### Extracted entries ###

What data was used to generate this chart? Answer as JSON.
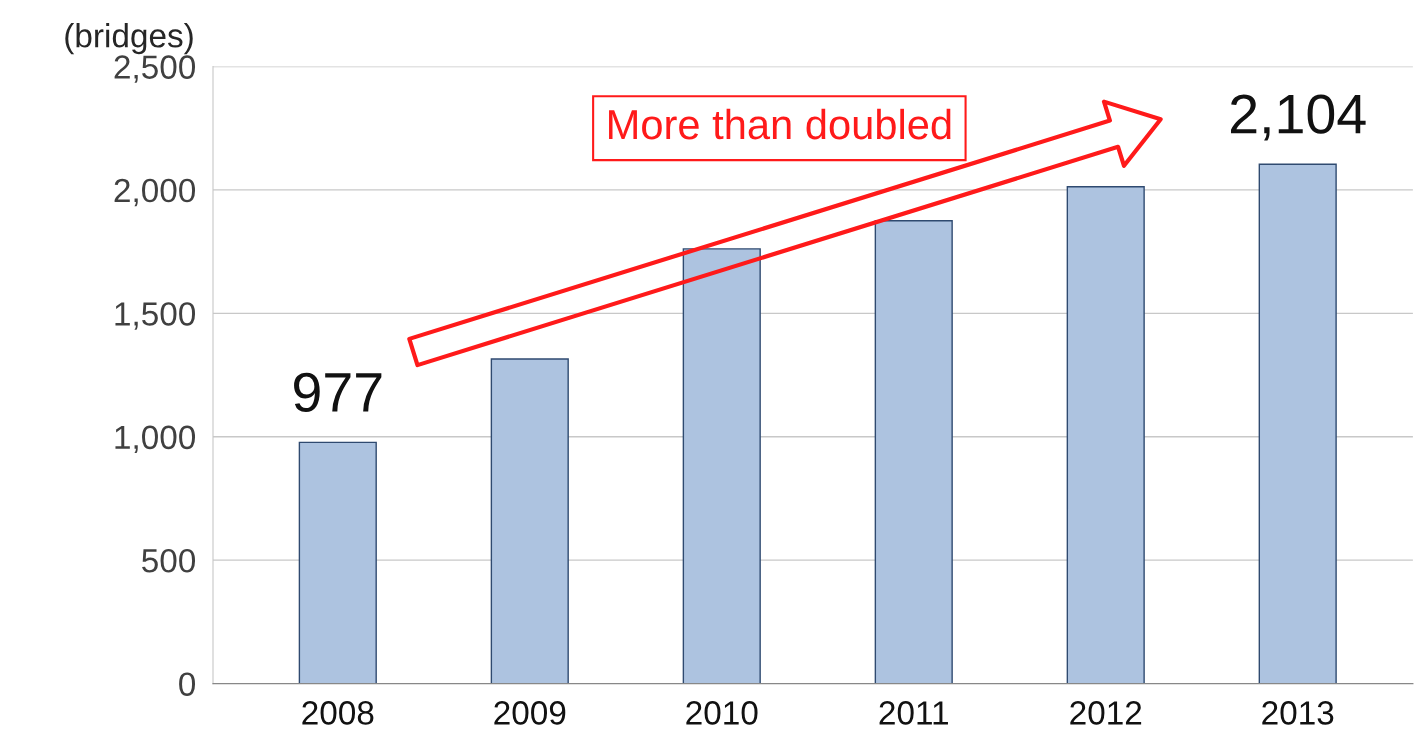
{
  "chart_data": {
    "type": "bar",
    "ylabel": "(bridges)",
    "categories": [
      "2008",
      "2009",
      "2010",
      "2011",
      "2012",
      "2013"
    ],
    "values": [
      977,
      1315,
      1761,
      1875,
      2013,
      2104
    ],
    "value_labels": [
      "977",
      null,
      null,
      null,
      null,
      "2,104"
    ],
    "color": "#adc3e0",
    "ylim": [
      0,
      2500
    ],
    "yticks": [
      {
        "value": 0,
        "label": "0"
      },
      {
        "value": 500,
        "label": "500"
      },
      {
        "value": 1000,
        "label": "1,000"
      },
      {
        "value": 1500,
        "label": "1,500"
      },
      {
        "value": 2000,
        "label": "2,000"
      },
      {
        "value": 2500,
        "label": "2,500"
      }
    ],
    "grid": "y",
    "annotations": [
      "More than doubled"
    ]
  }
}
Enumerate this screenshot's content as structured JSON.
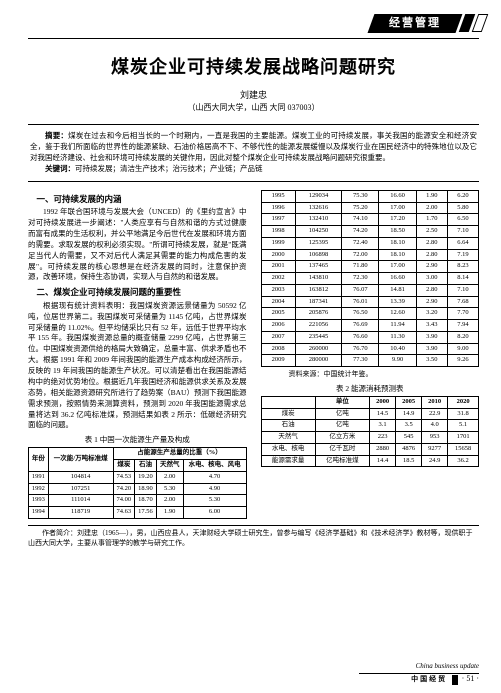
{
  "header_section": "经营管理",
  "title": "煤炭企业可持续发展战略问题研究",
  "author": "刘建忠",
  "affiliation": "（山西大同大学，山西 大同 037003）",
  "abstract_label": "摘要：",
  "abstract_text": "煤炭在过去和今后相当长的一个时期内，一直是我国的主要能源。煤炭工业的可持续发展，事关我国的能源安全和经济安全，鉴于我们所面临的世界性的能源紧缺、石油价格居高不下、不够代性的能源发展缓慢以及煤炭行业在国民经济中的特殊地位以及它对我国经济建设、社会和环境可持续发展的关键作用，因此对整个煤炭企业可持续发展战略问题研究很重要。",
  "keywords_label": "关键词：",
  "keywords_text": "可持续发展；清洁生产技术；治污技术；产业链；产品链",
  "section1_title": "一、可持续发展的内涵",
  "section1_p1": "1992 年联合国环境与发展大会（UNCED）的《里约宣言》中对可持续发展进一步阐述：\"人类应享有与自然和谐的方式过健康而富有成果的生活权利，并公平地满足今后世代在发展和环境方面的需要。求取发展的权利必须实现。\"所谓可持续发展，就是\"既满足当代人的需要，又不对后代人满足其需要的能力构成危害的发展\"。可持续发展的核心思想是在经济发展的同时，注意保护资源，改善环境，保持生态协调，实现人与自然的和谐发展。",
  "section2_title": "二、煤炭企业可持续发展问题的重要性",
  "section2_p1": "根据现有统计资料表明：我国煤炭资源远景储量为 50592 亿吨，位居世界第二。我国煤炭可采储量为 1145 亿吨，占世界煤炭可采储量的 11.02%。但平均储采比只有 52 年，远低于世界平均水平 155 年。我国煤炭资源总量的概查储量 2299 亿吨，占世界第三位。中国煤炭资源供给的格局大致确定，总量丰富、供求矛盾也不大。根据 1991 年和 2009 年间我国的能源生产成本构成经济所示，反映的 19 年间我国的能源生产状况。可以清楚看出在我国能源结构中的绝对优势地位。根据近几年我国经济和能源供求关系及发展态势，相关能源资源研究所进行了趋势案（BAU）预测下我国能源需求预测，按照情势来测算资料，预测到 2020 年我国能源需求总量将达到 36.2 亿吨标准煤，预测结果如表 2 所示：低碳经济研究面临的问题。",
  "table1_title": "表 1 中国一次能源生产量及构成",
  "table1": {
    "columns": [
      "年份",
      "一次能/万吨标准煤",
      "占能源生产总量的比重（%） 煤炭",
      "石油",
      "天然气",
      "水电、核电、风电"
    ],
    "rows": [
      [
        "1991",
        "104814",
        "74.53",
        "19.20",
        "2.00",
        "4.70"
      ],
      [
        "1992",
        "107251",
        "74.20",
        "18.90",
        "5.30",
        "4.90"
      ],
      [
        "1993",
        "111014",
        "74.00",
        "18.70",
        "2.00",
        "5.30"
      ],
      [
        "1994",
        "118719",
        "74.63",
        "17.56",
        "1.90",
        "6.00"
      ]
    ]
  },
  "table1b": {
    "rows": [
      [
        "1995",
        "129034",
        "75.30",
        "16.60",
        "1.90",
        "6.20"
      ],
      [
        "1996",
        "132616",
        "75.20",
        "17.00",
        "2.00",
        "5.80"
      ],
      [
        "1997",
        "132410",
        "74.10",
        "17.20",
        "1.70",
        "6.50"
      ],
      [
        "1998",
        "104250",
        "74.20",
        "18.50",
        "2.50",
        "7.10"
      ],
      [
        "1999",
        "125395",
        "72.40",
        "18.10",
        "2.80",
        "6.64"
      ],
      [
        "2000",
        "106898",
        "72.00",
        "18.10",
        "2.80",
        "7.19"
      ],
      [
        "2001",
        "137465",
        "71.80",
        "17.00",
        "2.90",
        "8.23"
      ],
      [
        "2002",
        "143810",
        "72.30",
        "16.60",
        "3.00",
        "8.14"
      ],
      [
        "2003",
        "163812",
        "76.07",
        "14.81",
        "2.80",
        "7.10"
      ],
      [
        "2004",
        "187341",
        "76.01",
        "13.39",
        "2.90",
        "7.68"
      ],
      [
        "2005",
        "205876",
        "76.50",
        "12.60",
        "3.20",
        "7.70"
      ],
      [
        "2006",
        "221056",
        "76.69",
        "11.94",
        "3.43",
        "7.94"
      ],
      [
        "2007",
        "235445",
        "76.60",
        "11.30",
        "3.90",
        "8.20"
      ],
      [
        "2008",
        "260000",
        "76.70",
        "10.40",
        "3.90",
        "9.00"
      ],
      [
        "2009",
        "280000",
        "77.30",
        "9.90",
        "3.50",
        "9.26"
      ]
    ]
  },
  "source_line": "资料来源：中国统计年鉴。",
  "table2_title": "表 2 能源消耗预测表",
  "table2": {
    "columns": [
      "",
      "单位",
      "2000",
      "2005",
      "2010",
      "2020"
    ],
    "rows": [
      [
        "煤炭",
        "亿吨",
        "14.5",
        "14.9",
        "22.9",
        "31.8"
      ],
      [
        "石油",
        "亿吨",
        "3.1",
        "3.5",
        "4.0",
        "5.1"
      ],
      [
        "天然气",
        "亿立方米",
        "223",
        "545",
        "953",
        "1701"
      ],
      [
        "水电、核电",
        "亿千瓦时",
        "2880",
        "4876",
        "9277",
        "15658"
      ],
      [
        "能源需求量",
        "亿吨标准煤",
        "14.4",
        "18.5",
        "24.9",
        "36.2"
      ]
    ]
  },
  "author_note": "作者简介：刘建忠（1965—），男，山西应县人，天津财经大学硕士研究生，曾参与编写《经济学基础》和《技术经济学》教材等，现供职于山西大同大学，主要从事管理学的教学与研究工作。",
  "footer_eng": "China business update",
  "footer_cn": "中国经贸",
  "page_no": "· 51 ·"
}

###

Reproduce every entry word for word, but omit the pictures.

* The completed task
What data was used to generate this chart? Answer as JSON.
{
  "chart_data": {
    "type": "bar",
    "ylabel": "(bridges)",
    "categories": [
      "2008",
      "2009",
      "2010",
      "2011",
      "2012",
      "2013"
    ],
    "values": [
      977,
      1315,
      1761,
      1875,
      2013,
      2104
    ],
    "value_labels": [
      "977",
      null,
      null,
      null,
      null,
      "2,104"
    ],
    "color": "#adc3e0",
    "ylim": [
      0,
      2500
    ],
    "yticks": [
      {
        "value": 0,
        "label": "0"
      },
      {
        "value": 500,
        "label": "500"
      },
      {
        "value": 1000,
        "label": "1,000"
      },
      {
        "value": 1500,
        "label": "1,500"
      },
      {
        "value": 2000,
        "label": "2,000"
      },
      {
        "value": 2500,
        "label": "2,500"
      }
    ],
    "grid": "y",
    "annotations": [
      "More than doubled"
    ]
  }
}
Enumerate this screenshot's content as structured JSON.
{
  "header_section": "经营管理",
  "title": "煤炭企业可持续发展战略问题研究",
  "author": "刘建忠",
  "affiliation": "（山西大同大学，山西 大同 037003）",
  "abstract_label": "摘要：",
  "abstract_text": "煤炭在过去和今后相当长的一个时期内，一直是我国的主要能源。煤炭工业的可持续发展，事关我国的能源安全和经济安全，鉴于我们所面临的世界性的能源紧缺、石油价格居高不下、不够代性的能源发展缓慢以及煤炭行业在国民经济中的特殊地位以及它对我国经济建设、社会和环境可持续发展的关键作用，因此对整个煤炭企业可持续发展战略问题研究很重要。",
  "keywords_label": "关键词：",
  "keywords_text": "可持续发展；清洁生产技术；治污技术；产业链；产品链",
  "section1_title": "一、可持续发展的内涵",
  "section1_p1": "1992 年联合国环境与发展大会（UNCED）的《里约宣言》中对可持续发展进一步阐述：\"人类应享有与自然和谐的方式过健康而富有成果的生活权利，并公平地满足今后世代在发展和环境方面的需要。求取发展的权利必须实现。\"所谓可持续发展，就是\"既满足当代人的需要，又不对后代人满足其需要的能力构成危害的发展\"。可持续发展的核心思想是在经济发展的同时，注意保护资源，改善环境，保持生态协调，实现人与自然的和谐发展。",
  "section2_title": "二、煤炭企业可持续发展问题的重要性",
  "section2_p1": "根据现有统计资料表明：我国煤炭资源远景储量为 50592 亿吨，位居世界第二。我国煤炭可采储量为 1145 亿吨，占世界煤炭可采储量的 11.02%。但平均储采比只有 52 年，远低于世界平均水平 155 年。我国煤炭资源总量的概查储量 2299 亿吨，占世界第三位。中国煤炭资源供给的格局大致确定，总量丰富、供求矛盾也不大。根据 1991 年和 2009 年间我国的能源生产成本构成经济所示，反映的 19 年间我国的能源生产状况。可以清楚看出在我国能源结构中的绝对优势地位。根据近几年我国经济和能源供求关系及发展态势，相关能源资源研究所进行了趋势案（BAU）预测下我国能源需求预测，按照情势来测算资料，预测到 2020 年我国能源需求总量将达到 36.2 亿吨标准煤，预测结果如表 2 所示：低碳经济研究面临的问题。",
  "table1_title": "表 1 中国一次能源生产量及构成",
  "table1": {
    "columns": [
      "年份",
      "一次能/万吨标准煤",
      "占能源生产总量的比重（%） 煤炭",
      "石油",
      "天然气",
      "水电、核电、风电"
    ],
    "rows": [
      [
        "1991",
        "104814",
        "74.53",
        "19.20",
        "2.00",
        "4.70"
      ],
      [
        "1992",
        "107251",
        "74.20",
        "18.90",
        "5.30",
        "4.90"
      ],
      [
        "1993",
        "111014",
        "74.00",
        "18.70",
        "2.00",
        "5.30"
      ],
      [
        "1994",
        "118719",
        "74.63",
        "17.56",
        "1.90",
        "6.00"
      ]
    ]
  },
  "table1b": {
    "rows": [
      [
        "1995",
        "129034",
        "75.30",
        "16.60",
        "1.90",
        "6.20"
      ],
      [
        "1996",
        "132616",
        "75.20",
        "17.00",
        "2.00",
        "5.80"
      ],
      [
        "1997",
        "132410",
        "74.10",
        "17.20",
        "1.70",
        "6.50"
      ],
      [
        "1998",
        "104250",
        "74.20",
        "18.50",
        "2.50",
        "7.10"
      ],
      [
        "1999",
        "125395",
        "72.40",
        "18.10",
        "2.80",
        "6.64"
      ],
      [
        "2000",
        "106898",
        "72.00",
        "18.10",
        "2.80",
        "7.19"
      ],
      [
        "2001",
        "137465",
        "71.80",
        "17.00",
        "2.90",
        "8.23"
      ],
      [
        "2002",
        "143810",
        "72.30",
        "16.60",
        "3.00",
        "8.14"
      ],
      [
        "2003",
        "163812",
        "76.07",
        "14.81",
        "2.80",
        "7.10"
      ],
      [
        "2004",
        "187341",
        "76.01",
        "13.39",
        "2.90",
        "7.68"
      ],
      [
        "2005",
        "205876",
        "76.50",
        "12.60",
        "3.20",
        "7.70"
      ],
      [
        "2006",
        "221056",
        "76.69",
        "11.94",
        "3.43",
        "7.94"
      ],
      [
        "2007",
        "235445",
        "76.60",
        "11.30",
        "3.90",
        "8.20"
      ],
      [
        "2008",
        "260000",
        "76.70",
        "10.40",
        "3.90",
        "9.00"
      ],
      [
        "2009",
        "280000",
        "77.30",
        "9.90",
        "3.50",
        "9.26"
      ]
    ]
  },
  "source_line": "资料来源：中国统计年鉴。",
  "table2_title": "表 2 能源消耗预测表",
  "table2": {
    "columns": [
      "",
      "单位",
      "2000",
      "2005",
      "2010",
      "2020"
    ],
    "rows": [
      [
        "煤炭",
        "亿吨",
        "14.5",
        "14.9",
        "22.9",
        "31.8"
      ],
      [
        "石油",
        "亿吨",
        "3.1",
        "3.5",
        "4.0",
        "5.1"
      ],
      [
        "天然气",
        "亿立方米",
        "223",
        "545",
        "953",
        "1701"
      ],
      [
        "水电、核电",
        "亿千瓦时",
        "2880",
        "4876",
        "9277",
        "15658"
      ],
      [
        "能源需求量",
        "亿吨标准煤",
        "14.4",
        "18.5",
        "24.9",
        "36.2"
      ]
    ]
  },
  "author_note": "作者简介：刘建忠（1965—），男，山西应县人，天津财经大学硕士研究生，曾参与编写《经济学基础》和《技术经济学》教材等，现供职于山西大同大学，主要从事管理学的教学与研究工作。",
  "footer_eng": "China business update",
  "footer_cn": "中国经贸",
  "page_no": "· 51 ·"
}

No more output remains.